### GIVEN INSTRUCTION
Write out each record again exactly as it stands.

### ROWS
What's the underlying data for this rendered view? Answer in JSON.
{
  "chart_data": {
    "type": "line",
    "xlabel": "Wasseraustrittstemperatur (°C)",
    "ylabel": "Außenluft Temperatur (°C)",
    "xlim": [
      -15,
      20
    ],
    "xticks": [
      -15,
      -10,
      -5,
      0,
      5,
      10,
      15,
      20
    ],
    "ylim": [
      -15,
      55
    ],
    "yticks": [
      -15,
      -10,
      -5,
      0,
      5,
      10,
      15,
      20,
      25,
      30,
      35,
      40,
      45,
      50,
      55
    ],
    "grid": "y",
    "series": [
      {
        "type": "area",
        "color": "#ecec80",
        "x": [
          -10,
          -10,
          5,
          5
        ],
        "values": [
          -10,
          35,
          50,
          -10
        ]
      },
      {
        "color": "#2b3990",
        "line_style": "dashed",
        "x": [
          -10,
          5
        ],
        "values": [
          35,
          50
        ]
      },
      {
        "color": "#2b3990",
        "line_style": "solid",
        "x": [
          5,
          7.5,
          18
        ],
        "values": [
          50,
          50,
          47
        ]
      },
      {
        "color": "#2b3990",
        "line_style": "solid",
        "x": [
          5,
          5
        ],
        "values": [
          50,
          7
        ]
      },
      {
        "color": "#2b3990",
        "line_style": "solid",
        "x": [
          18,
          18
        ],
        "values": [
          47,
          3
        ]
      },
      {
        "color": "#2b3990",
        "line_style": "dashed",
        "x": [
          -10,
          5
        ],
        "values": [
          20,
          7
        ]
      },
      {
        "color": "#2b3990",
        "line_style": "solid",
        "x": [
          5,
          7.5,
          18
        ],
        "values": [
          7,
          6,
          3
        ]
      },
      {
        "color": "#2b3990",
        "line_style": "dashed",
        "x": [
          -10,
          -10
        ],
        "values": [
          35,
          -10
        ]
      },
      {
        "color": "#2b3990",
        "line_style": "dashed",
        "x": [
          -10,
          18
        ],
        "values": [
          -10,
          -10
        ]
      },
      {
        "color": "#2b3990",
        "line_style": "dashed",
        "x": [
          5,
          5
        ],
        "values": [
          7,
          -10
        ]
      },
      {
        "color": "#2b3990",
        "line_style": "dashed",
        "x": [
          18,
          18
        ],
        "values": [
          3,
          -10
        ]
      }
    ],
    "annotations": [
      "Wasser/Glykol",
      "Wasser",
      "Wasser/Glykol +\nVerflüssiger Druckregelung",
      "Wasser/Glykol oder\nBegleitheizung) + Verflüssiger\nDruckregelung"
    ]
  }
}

### EXPECTED ANSWER
What's the underlying data for this rendered view? Answer in JSON.
{
  "chart_data": {
    "type": "line",
    "xlabel": "Wasseraustrittstemperatur (°C)",
    "ylabel": "Außenluft Temperatur (°C)",
    "xlim": [
      -15,
      20
    ],
    "xticks": [
      -15,
      -10,
      -5,
      0,
      5,
      10,
      15,
      20
    ],
    "ylim": [
      -15,
      55
    ],
    "yticks": [
      -15,
      -10,
      -5,
      0,
      5,
      10,
      15,
      20,
      25,
      30,
      35,
      40,
      45,
      50,
      55
    ],
    "grid": "y",
    "series": [
      {
        "type": "area",
        "color": "#ecec80",
        "x": [
          -10,
          -10,
          5,
          5
        ],
        "values": [
          -10,
          35,
          50,
          -10
        ]
      },
      {
        "color": "#2b3990",
        "line_style": "dashed",
        "x": [
          -10,
          5
        ],
        "values": [
          35,
          50
        ]
      },
      {
        "color": "#2b3990",
        "line_style": "solid",
        "x": [
          5,
          7.5,
          18
        ],
        "values": [
          50,
          50,
          47
        ]
      },
      {
        "color": "#2b3990",
        "line_style": "solid",
        "x": [
          5,
          5
        ],
        "values": [
          50,
          7
        ]
      },
      {
        "color": "#2b3990",
        "line_style": "solid",
        "x": [
          18,
          18
        ],
        "values": [
          47,
          3
        ]
      },
      {
        "color": "#2b3990",
        "line_style": "dashed",
        "x": [
          -10,
          5
        ],
        "values": [
          20,
          7
        ]
      },
      {
        "color": "#2b3990",
        "line_style": "solid",
        "x": [
          5,
          7.5,
          18
        ],
        "values": [
          7,
          6,
          3
        ]
      },
      {
        "color": "#2b3990",
        "line_style": "dashed",
        "x": [
          -10,
          -10
        ],
        "values": [
          35,
          -10
        ]
      },
      {
        "color": "#2b3990",
        "line_style": "dashed",
        "x": [
          -10,
          18
        ],
        "values": [
          -10,
          -10
        ]
      },
      {
        "color": "#2b3990",
        "line_style": "dashed",
        "x": [
          5,
          5
        ],
        "values": [
          7,
          -10
        ]
      },
      {
        "color": "#2b3990",
        "line_style": "dashed",
        "x": [
          18,
          18
        ],
        "values": [
          3,
          -10
        ]
      }
    ],
    "annotations": [
      "Wasser/Glykol",
      "Wasser",
      "Wasser/Glykol +\nVerflüssiger Druckregelung",
      "Wasser/Glykol oder\nBegleitheizung) + Verflüssiger\nDruckregelung"
    ]
  }
}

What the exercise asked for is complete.